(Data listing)
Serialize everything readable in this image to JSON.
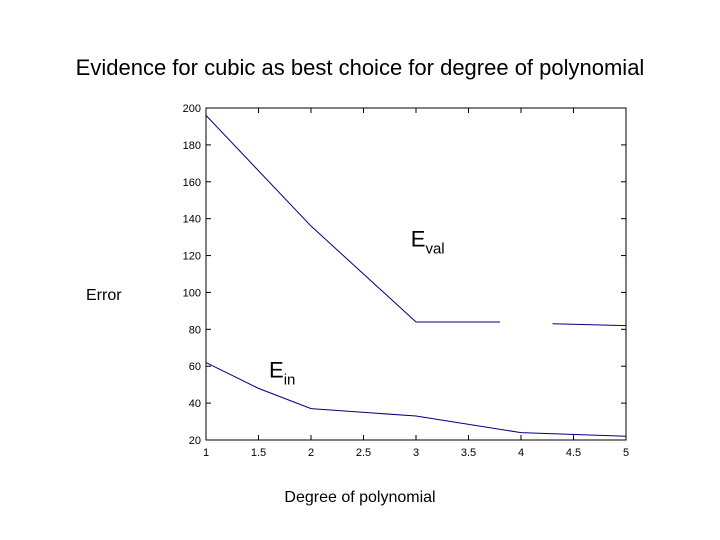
{
  "chart_data": {
    "type": "line",
    "title": "Evidence for cubic as best choice for degree of polynomial",
    "xlabel": "Degree of polynomial",
    "ylabel": "Error",
    "xlim": [
      1,
      5
    ],
    "ylim": [
      20,
      200
    ],
    "xticks": [
      "1",
      "1.5",
      "2",
      "2.5",
      "3",
      "3.5",
      "4",
      "4.5",
      "5"
    ],
    "yticks": [
      "20",
      "40",
      "60",
      "80",
      "100",
      "120",
      "140",
      "160",
      "180",
      "200"
    ],
    "grid": false,
    "series": [
      {
        "id": "eval",
        "color": "#00007f",
        "segments": [
          {
            "x": [
              1,
              2,
              3,
              3.8
            ],
            "y": [
              196,
              136,
              84,
              84
            ]
          },
          {
            "x": [
              4.3,
              5
            ],
            "y": [
              83,
              82
            ]
          }
        ]
      },
      {
        "id": "ein",
        "color": "#00007f",
        "segments": [
          {
            "x": [
              1,
              1.5,
              2,
              3,
              4,
              5
            ],
            "y": [
              62,
              48,
              37,
              33,
              24,
              22
            ]
          }
        ]
      }
    ],
    "annotations": [
      {
        "id": "eval-label",
        "main": "E",
        "sub": "val",
        "x": 2.95,
        "y": 125
      },
      {
        "id": "ein-label",
        "main": "E",
        "sub": "in",
        "x": 1.6,
        "y": 54
      }
    ]
  }
}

_WHAT YOU NEED TO DO_
Identify each line in the entries with the word "polynomial" and copy it.

_COMPLETE RESPONSE_
    "title": "Evidence for cubic as best choice for degree of polynomial",
    "xlabel": "Degree of polynomial",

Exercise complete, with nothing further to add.